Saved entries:
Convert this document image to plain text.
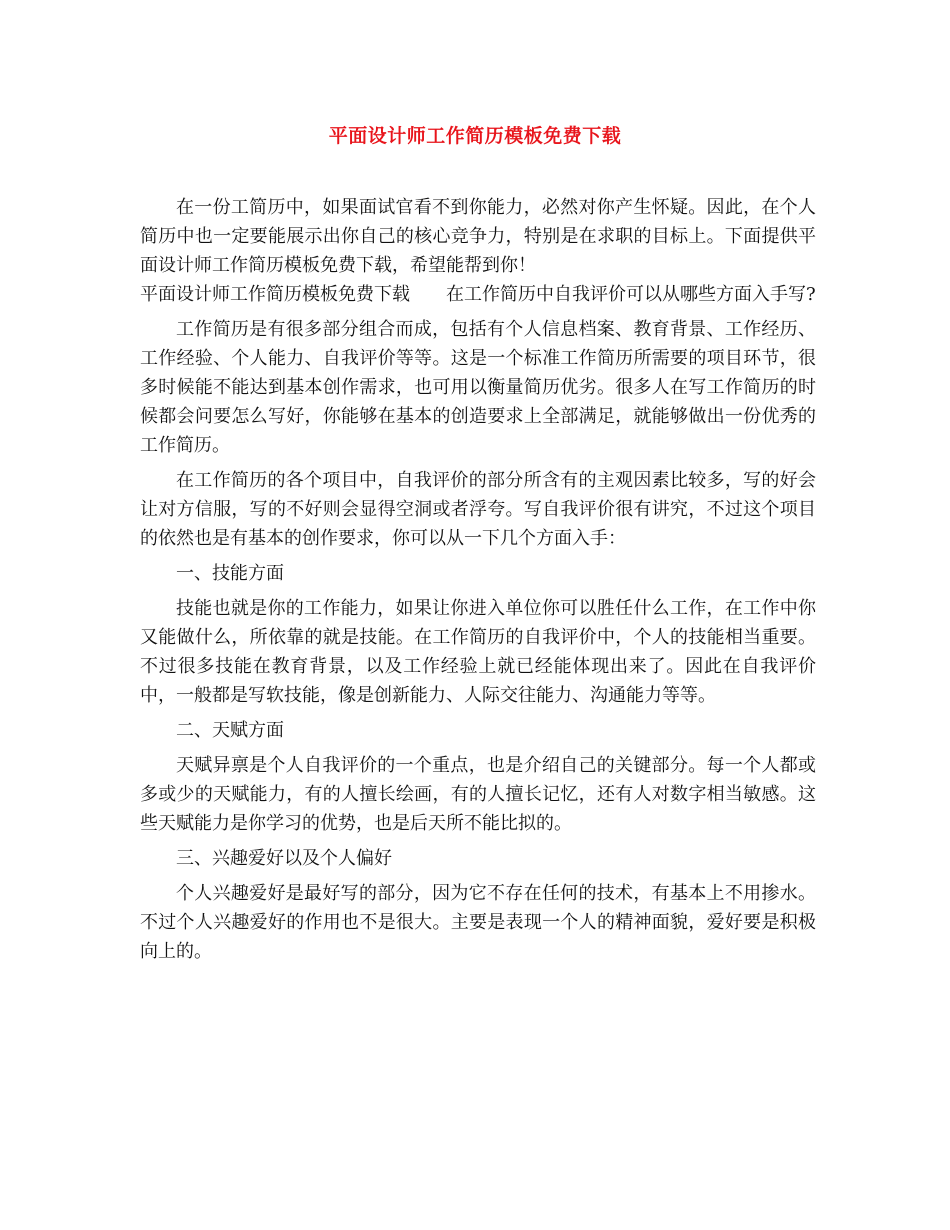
平面设计师工作简历模板免费下载

在一份工简历中，如果面试官看不到你能力，必然对你产生怀疑。因此，在个人简历中也一定要能展示出你自己的核心竞争力，特别是在求职的目标上。下面提供平面设计师工作简历模板免费下载，希望能帮到你！

平面设计师工作简历模板免费下载 在工作简历中自我评价可以从哪些方面入手写?

工作简历是有很多部分组合而成，包括有个人信息档案、教育背景、工作经历、工作经验、个人能力、自我评价等等。这是一个标准工作简历所需要的项目环节，很多时候能不能达到基本创作需求，也可用以衡量简历优劣。很多人在写工作简历的时候都会问要怎么写好，你能够在基本的创造要求上全部满足，就能够做出一份优秀的工作简历。

在工作简历的各个项目中，自我评价的部分所含有的主观因素比较多，写的好会让对方信服，写的不好则会显得空洞或者浮夸。写自我评价很有讲究，不过这个项目的依然也是有基本的创作要求，你可以从一下几个方面入手：

一、技能方面

技能也就是你的工作能力，如果让你进入单位你可以胜任什么工作，在工作中你又能做什么，所依靠的就是技能。在工作简历的自我评价中，个人的技能相当重要。不过很多技能在教育背景，以及工作经验上就已经能体现出来了。因此在自我评价中，一般都是写软技能，像是创新能力、人际交往能力、沟通能力等等。

二、天赋方面

天赋异禀是个人自我评价的一个重点，也是介绍自己的关键部分。每一个人都或多或少的天赋能力，有的人擅长绘画，有的人擅长记忆，还有人对数字相当敏感。这些天赋能力是你学习的优势，也是后天所不能比拟的。

三、兴趣爱好以及个人偏好

个人兴趣爱好是最好写的部分，因为它不存在任何的技术，有基本上不用掺水。不过个人兴趣爱好的作用也不是很大。主要是表现一个人的精神面貌，爱好要是积极向上的。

OBJECTIVE — Retype the whole listing exactly and leave the pictures out.

RESULT BELOW —
Convert this document image to plain text.
平面设计师工作简历模板免费下载

在一份工简历中，如果面试官看不到你能力，必然对你产生怀疑。因此，在个人简历中也一定要能展示出你自己的核心竞争力，特别是在求职的目标上。下面提供平面设计师工作简历模板免费下载，希望能帮到你！

平面设计师工作简历模板免费下载 在工作简历中自我评价可以从哪些方面入手写?

工作简历是有很多部分组合而成，包括有个人信息档案、教育背景、工作经历、工作经验、个人能力、自我评价等等。这是一个标准工作简历所需要的项目环节，很多时候能不能达到基本创作需求，也可用以衡量简历优劣。很多人在写工作简历的时候都会问要怎么写好，你能够在基本的创造要求上全部满足，就能够做出一份优秀的工作简历。

在工作简历的各个项目中，自我评价的部分所含有的主观因素比较多，写的好会让对方信服，写的不好则会显得空洞或者浮夸。写自我评价很有讲究，不过这个项目的依然也是有基本的创作要求，你可以从一下几个方面入手：

一、技能方面

技能也就是你的工作能力，如果让你进入单位你可以胜任什么工作，在工作中你又能做什么，所依靠的就是技能。在工作简历的自我评价中，个人的技能相当重要。不过很多技能在教育背景，以及工作经验上就已经能体现出来了。因此在自我评价中，一般都是写软技能，像是创新能力、人际交往能力、沟通能力等等。

二、天赋方面

天赋异禀是个人自我评价的一个重点，也是介绍自己的关键部分。每一个人都或多或少的天赋能力，有的人擅长绘画，有的人擅长记忆，还有人对数字相当敏感。这些天赋能力是你学习的优势，也是后天所不能比拟的。

三、兴趣爱好以及个人偏好

个人兴趣爱好是最好写的部分，因为它不存在任何的技术，有基本上不用掺水。不过个人兴趣爱好的作用也不是很大。主要是表现一个人的精神面貌，爱好要是积极向上的。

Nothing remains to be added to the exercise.